Exercise directions: Find the lines containing the word "Civil" and copy every one of them.

Extracted information:
-=-=-

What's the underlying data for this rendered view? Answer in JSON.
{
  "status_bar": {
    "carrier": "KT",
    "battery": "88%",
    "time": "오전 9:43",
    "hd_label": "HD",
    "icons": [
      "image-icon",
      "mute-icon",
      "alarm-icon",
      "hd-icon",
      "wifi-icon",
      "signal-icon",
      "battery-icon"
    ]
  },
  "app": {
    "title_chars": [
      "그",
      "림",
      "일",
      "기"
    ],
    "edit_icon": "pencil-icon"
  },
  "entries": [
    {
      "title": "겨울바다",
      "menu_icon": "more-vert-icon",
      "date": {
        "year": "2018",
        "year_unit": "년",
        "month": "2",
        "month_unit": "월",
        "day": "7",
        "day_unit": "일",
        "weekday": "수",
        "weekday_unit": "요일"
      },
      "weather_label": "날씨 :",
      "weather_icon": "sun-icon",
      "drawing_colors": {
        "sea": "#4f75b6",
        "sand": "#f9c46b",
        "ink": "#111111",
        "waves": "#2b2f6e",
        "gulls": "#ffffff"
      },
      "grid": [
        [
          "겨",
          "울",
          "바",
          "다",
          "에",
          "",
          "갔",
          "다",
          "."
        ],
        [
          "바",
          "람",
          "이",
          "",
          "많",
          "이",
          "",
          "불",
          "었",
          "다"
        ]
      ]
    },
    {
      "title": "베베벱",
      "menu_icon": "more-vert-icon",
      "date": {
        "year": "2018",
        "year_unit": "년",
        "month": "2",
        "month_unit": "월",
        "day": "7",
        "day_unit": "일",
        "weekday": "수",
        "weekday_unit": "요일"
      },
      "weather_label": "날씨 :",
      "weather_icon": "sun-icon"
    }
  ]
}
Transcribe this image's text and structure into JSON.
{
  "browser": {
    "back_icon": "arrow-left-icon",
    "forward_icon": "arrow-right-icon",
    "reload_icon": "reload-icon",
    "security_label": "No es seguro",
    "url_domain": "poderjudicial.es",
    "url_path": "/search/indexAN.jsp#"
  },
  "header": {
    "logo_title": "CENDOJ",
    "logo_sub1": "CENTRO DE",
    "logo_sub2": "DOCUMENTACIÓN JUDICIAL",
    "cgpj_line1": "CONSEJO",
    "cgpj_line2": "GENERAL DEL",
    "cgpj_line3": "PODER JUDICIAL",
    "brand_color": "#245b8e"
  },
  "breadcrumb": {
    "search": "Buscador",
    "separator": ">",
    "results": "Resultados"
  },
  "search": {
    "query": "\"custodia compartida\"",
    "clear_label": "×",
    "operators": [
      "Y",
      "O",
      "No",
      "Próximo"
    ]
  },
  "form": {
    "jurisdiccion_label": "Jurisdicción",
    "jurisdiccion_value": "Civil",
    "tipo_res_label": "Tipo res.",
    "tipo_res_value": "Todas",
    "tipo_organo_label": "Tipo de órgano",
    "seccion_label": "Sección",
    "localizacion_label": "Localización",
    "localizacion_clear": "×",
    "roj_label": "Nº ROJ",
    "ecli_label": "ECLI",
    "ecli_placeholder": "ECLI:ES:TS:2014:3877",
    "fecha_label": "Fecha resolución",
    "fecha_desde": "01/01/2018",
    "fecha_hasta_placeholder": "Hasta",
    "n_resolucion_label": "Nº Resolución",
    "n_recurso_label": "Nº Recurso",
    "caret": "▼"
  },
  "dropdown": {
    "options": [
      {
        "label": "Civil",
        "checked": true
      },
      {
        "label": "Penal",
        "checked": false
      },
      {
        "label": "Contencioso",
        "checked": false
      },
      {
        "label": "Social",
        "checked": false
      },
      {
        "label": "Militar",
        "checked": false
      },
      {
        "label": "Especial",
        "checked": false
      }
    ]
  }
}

-=-=-

Task response:
    "jurisdiccion_value": "Civil",
        "label": "Civil",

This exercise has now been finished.